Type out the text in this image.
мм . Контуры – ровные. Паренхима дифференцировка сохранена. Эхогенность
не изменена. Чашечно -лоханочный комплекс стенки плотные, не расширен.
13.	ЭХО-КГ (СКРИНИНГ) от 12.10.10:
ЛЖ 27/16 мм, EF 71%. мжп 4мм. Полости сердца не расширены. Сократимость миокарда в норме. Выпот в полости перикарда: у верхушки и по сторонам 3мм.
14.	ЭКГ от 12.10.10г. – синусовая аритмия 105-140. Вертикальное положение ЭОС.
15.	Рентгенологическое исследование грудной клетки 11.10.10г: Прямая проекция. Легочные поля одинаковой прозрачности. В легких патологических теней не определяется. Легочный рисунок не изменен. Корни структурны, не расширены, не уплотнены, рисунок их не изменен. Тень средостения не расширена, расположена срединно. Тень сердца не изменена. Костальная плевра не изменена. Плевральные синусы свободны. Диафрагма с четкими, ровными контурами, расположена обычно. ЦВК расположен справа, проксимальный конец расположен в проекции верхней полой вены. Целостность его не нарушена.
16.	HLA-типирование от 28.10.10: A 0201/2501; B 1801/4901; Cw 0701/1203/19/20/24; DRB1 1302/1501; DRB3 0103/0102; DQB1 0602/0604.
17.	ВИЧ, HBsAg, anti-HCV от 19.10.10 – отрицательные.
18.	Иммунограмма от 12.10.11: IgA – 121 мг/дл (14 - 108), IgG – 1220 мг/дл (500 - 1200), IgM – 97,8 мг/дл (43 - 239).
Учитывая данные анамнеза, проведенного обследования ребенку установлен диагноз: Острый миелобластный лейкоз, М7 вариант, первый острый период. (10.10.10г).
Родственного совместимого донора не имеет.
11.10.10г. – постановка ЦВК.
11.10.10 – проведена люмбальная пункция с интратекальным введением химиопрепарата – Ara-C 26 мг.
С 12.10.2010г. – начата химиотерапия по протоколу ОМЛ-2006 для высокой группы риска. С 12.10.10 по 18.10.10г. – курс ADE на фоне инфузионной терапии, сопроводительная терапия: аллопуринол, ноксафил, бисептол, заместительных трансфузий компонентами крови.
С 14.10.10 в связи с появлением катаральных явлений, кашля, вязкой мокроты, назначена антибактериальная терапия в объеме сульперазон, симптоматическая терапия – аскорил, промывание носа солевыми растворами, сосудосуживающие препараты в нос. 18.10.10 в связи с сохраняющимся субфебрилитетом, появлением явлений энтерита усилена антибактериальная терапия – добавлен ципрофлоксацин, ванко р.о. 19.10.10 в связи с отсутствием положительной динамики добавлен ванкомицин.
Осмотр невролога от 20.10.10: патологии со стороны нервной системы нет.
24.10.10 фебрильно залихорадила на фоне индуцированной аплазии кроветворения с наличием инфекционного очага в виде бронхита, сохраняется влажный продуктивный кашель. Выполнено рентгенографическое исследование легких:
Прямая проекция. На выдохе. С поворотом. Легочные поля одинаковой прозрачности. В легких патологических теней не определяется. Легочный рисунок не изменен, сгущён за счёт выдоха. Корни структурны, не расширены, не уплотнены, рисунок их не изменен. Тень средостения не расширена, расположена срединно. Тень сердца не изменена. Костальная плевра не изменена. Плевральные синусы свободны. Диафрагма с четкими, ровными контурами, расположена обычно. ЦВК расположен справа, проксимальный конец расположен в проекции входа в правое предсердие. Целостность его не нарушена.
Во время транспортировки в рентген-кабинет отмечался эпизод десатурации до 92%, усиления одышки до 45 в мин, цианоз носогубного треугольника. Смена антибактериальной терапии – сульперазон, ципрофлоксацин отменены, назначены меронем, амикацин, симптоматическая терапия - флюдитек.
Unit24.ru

▬▬▬▬▬▬▬▬▬▬

Exercise prompt:
Look through the entries and return every line where "фоне" appears.

Expected answer:
С 12.10.2010г. – начата химиотерапия по протоколу ОМЛ-2006 для высокой группы риска. С 12.10.10 по 18.10.10г. – курс ADE на фоне инфузионной терапии, сопроводительная терапия: аллопуринол, ноксафил, бисептол, заместительных трансфузий компонентами крови.
24.10.10 фебрильно залихорадила на фоне индуцированной аплазии кроветворения с наличием инфекционного очага в виде бронхита, сохраняется влажный продуктивный кашель. Выполнено рентгенографическое исследование легких:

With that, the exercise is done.